▶ Your objective
Format every line of the entries below as a numbered list, omitting any blank lines.

▶ Provided records
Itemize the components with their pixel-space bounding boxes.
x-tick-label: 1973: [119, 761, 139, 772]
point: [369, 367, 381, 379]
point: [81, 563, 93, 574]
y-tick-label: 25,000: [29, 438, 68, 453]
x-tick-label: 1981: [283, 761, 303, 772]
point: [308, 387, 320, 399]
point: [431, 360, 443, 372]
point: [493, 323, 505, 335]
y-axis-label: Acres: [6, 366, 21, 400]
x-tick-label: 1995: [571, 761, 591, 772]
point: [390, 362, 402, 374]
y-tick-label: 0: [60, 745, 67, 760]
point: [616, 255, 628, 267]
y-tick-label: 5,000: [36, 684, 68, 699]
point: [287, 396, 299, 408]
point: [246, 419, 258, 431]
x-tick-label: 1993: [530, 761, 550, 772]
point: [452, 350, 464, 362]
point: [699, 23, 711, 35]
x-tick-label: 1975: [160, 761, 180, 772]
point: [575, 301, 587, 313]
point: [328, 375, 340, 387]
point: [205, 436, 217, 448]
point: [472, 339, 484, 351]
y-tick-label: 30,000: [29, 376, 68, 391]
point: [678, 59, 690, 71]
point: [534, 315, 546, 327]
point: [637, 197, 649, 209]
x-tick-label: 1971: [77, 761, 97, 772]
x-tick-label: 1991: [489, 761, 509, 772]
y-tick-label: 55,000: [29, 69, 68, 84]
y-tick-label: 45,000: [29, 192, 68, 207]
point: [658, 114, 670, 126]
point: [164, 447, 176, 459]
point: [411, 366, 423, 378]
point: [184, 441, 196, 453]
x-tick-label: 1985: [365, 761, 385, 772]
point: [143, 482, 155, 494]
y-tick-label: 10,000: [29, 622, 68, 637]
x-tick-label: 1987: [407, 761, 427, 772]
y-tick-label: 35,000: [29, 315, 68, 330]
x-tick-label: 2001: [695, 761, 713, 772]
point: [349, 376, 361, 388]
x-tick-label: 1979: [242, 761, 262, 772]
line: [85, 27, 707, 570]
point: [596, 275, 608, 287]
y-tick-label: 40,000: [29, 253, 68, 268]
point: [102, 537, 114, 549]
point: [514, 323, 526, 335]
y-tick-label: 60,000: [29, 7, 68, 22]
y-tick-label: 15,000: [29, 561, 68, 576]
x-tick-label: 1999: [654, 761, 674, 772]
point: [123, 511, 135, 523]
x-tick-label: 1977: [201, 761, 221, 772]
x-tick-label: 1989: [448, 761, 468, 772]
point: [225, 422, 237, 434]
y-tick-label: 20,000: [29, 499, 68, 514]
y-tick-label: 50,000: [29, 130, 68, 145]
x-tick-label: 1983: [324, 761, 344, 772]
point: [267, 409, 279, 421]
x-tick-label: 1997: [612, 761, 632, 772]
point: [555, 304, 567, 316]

▶ Solution to this problem
1. Itemize the components with their pixel-space bounding boxes.
2. x-tick-label: 1973: [119, 761, 139, 772]
3. point: [369, 367, 381, 379]
4. point: [81, 563, 93, 574]
5. y-tick-label: 25,000: [29, 438, 68, 453]
6. x-tick-label: 1981: [283, 761, 303, 772]
7. point: [308, 387, 320, 399]
8. point: [431, 360, 443, 372]
9. point: [493, 323, 505, 335]
10. y-axis-label: Acres: [6, 366, 21, 400]
11. x-tick-label: 1995: [571, 761, 591, 772]
12. point: [390, 362, 402, 374]
13. y-tick-label: 0: [60, 745, 67, 760]
14. point: [616, 255, 628, 267]
15. y-tick-label: 5,000: [36, 684, 68, 699]
16. point: [287, 396, 299, 408]
17. point: [246, 419, 258, 431]
18. x-tick-label: 1993: [530, 761, 550, 772]
19. point: [452, 350, 464, 362]
20. point: [699, 23, 711, 35]
21. x-tick-label: 1975: [160, 761, 180, 772]
22. point: [575, 301, 587, 313]
23. point: [328, 375, 340, 387]
24. point: [205, 436, 217, 448]
25. point: [472, 339, 484, 351]
26. y-tick-label: 30,000: [29, 376, 68, 391]
27. point: [678, 59, 690, 71]
28. point: [534, 315, 546, 327]
29. point: [637, 197, 649, 209]
30. x-tick-label: 1971: [77, 761, 97, 772]
31. x-tick-label: 1991: [489, 761, 509, 772]
32. y-tick-label: 55,000: [29, 69, 68, 84]
33. y-tick-label: 45,000: [29, 192, 68, 207]
34. point: [658, 114, 670, 126]
35. point: [164, 447, 176, 459]
36. point: [411, 366, 423, 378]
37. point: [184, 441, 196, 453]
38. x-tick-label: 1985: [365, 761, 385, 772]
39. point: [143, 482, 155, 494]
40. y-tick-label: 10,000: [29, 622, 68, 637]
41. x-tick-label: 1987: [407, 761, 427, 772]
42. y-tick-label: 35,000: [29, 315, 68, 330]
43. x-tick-label: 2001: [695, 761, 713, 772]
44. point: [349, 376, 361, 388]
45. x-tick-label: 1979: [242, 761, 262, 772]
46. line: [85, 27, 707, 570]
47. point: [596, 275, 608, 287]
48. y-tick-label: 40,000: [29, 253, 68, 268]
49. point: [102, 537, 114, 549]
50. point: [514, 323, 526, 335]
51. y-tick-label: 60,000: [29, 7, 68, 22]
52. y-tick-label: 15,000: [29, 561, 68, 576]
53. x-tick-label: 1999: [654, 761, 674, 772]
54. point: [123, 511, 135, 523]
55. x-tick-label: 1977: [201, 761, 221, 772]
56. x-tick-label: 1989: [448, 761, 468, 772]
57. point: [225, 422, 237, 434]
58. y-tick-label: 20,000: [29, 499, 68, 514]
59. y-tick-label: 50,000: [29, 130, 68, 145]
60. x-tick-label: 1983: [324, 761, 344, 772]
61. point: [267, 409, 279, 421]
62. x-tick-label: 1997: [612, 761, 632, 772]
63. point: [555, 304, 567, 316]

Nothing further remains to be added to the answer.